[Layout element annotations]
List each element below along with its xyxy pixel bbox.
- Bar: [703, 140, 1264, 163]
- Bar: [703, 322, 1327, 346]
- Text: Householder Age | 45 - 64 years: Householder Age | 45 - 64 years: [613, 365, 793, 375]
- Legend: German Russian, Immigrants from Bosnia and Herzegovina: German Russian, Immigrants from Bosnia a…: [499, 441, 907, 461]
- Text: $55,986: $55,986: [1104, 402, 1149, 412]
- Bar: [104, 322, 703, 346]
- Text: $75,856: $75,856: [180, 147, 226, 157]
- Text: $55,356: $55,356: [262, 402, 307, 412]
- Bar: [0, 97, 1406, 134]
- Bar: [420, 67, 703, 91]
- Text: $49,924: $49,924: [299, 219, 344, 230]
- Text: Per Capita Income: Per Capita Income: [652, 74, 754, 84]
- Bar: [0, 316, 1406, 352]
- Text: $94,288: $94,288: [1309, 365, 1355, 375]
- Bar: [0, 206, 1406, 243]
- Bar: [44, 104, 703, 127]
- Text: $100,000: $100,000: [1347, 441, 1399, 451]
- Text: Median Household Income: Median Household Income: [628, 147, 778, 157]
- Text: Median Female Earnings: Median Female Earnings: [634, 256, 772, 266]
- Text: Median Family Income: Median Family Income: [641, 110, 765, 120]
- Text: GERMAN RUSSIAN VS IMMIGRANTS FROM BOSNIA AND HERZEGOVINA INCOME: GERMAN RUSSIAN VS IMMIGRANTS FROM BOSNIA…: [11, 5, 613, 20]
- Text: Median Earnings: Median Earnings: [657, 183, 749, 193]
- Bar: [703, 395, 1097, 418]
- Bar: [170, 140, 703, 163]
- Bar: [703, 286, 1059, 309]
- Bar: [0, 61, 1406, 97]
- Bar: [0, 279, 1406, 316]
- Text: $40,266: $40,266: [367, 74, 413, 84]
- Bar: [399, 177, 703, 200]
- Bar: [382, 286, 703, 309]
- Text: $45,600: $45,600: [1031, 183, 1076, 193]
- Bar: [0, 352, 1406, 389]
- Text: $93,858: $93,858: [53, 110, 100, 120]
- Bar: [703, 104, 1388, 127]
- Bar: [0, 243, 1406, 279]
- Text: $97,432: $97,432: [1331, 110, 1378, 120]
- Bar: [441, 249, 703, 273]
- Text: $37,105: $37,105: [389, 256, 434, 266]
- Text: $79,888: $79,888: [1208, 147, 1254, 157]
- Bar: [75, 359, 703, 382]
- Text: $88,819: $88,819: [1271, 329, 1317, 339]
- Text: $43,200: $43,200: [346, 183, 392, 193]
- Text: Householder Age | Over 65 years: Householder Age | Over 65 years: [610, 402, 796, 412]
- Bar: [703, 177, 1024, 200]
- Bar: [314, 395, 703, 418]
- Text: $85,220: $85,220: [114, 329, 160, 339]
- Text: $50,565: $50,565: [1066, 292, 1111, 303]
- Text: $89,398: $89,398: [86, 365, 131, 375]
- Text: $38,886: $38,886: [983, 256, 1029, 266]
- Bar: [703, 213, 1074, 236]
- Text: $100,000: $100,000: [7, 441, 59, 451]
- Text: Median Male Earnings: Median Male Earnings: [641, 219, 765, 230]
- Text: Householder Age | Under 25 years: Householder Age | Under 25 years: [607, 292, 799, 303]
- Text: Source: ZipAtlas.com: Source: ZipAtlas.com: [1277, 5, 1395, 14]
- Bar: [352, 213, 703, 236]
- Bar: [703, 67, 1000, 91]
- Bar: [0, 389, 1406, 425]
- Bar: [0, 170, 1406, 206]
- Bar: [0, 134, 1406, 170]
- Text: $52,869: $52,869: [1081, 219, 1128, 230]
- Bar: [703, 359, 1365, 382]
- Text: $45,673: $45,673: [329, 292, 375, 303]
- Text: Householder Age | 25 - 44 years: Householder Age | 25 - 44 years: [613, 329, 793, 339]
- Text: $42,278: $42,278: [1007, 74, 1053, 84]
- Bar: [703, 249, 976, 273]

# [Exercise prompt]
Repeat every line of the records above word for word, changing nothing.

# [Exercise output]
List each element below along with its xyxy pixel bbox.
- Bar: [703, 140, 1264, 163]
- Bar: [703, 322, 1327, 346]
- Text: Householder Age | 45 - 64 years: Householder Age | 45 - 64 years: [613, 365, 793, 375]
- Legend: German Russian, Immigrants from Bosnia and Herzegovina: German Russian, Immigrants from Bosnia a…: [499, 441, 907, 461]
- Text: $55,986: $55,986: [1104, 402, 1149, 412]
- Bar: [104, 322, 703, 346]
- Text: $75,856: $75,856: [180, 147, 226, 157]
- Text: $55,356: $55,356: [262, 402, 307, 412]
- Bar: [0, 97, 1406, 134]
- Bar: [420, 67, 703, 91]
- Text: $49,924: $49,924: [299, 219, 344, 230]
- Text: Per Capita Income: Per Capita Income: [652, 74, 754, 84]
- Bar: [0, 316, 1406, 352]
- Text: $94,288: $94,288: [1309, 365, 1355, 375]
- Bar: [0, 206, 1406, 243]
- Bar: [44, 104, 703, 127]
- Text: $100,000: $100,000: [1347, 441, 1399, 451]
- Text: Median Household Income: Median Household Income: [628, 147, 778, 157]
- Text: Median Female Earnings: Median Female Earnings: [634, 256, 772, 266]
- Text: Median Family Income: Median Family Income: [641, 110, 765, 120]
- Text: GERMAN RUSSIAN VS IMMIGRANTS FROM BOSNIA AND HERZEGOVINA INCOME: GERMAN RUSSIAN VS IMMIGRANTS FROM BOSNIA…: [11, 5, 613, 20]
- Text: Median Earnings: Median Earnings: [657, 183, 749, 193]
- Bar: [703, 395, 1097, 418]
- Bar: [170, 140, 703, 163]
- Bar: [703, 286, 1059, 309]
- Bar: [0, 61, 1406, 97]
- Bar: [0, 279, 1406, 316]
- Text: $40,266: $40,266: [367, 74, 413, 84]
- Bar: [399, 177, 703, 200]
- Bar: [382, 286, 703, 309]
- Text: $45,600: $45,600: [1031, 183, 1076, 193]
- Bar: [0, 352, 1406, 389]
- Text: $93,858: $93,858: [53, 110, 100, 120]
- Bar: [703, 104, 1388, 127]
- Bar: [0, 243, 1406, 279]
- Text: $97,432: $97,432: [1331, 110, 1378, 120]
- Bar: [441, 249, 703, 273]
- Text: $37,105: $37,105: [389, 256, 434, 266]
- Text: $79,888: $79,888: [1208, 147, 1254, 157]
- Bar: [75, 359, 703, 382]
- Text: $88,819: $88,819: [1271, 329, 1317, 339]
- Text: $43,200: $43,200: [346, 183, 392, 193]
- Text: Householder Age | Over 65 years: Householder Age | Over 65 years: [610, 402, 796, 412]
- Bar: [703, 177, 1024, 200]
- Bar: [314, 395, 703, 418]
- Text: $85,220: $85,220: [114, 329, 160, 339]
- Text: $50,565: $50,565: [1066, 292, 1111, 303]
- Text: $89,398: $89,398: [86, 365, 131, 375]
- Text: $38,886: $38,886: [983, 256, 1029, 266]
- Bar: [703, 213, 1074, 236]
- Text: $100,000: $100,000: [7, 441, 59, 451]
- Text: Median Male Earnings: Median Male Earnings: [641, 219, 765, 230]
- Text: Householder Age | Under 25 years: Householder Age | Under 25 years: [607, 292, 799, 303]
- Text: Source: ZipAtlas.com: Source: ZipAtlas.com: [1277, 5, 1395, 14]
- Bar: [352, 213, 703, 236]
- Bar: [703, 67, 1000, 91]
- Bar: [0, 389, 1406, 425]
- Bar: [0, 170, 1406, 206]
- Bar: [0, 134, 1406, 170]
- Text: $52,869: $52,869: [1081, 219, 1128, 230]
- Bar: [703, 359, 1365, 382]
- Text: $45,673: $45,673: [329, 292, 375, 303]
- Text: Householder Age | 25 - 44 years: Householder Age | 25 - 44 years: [613, 329, 793, 339]
- Text: $42,278: $42,278: [1007, 74, 1053, 84]
- Bar: [703, 249, 976, 273]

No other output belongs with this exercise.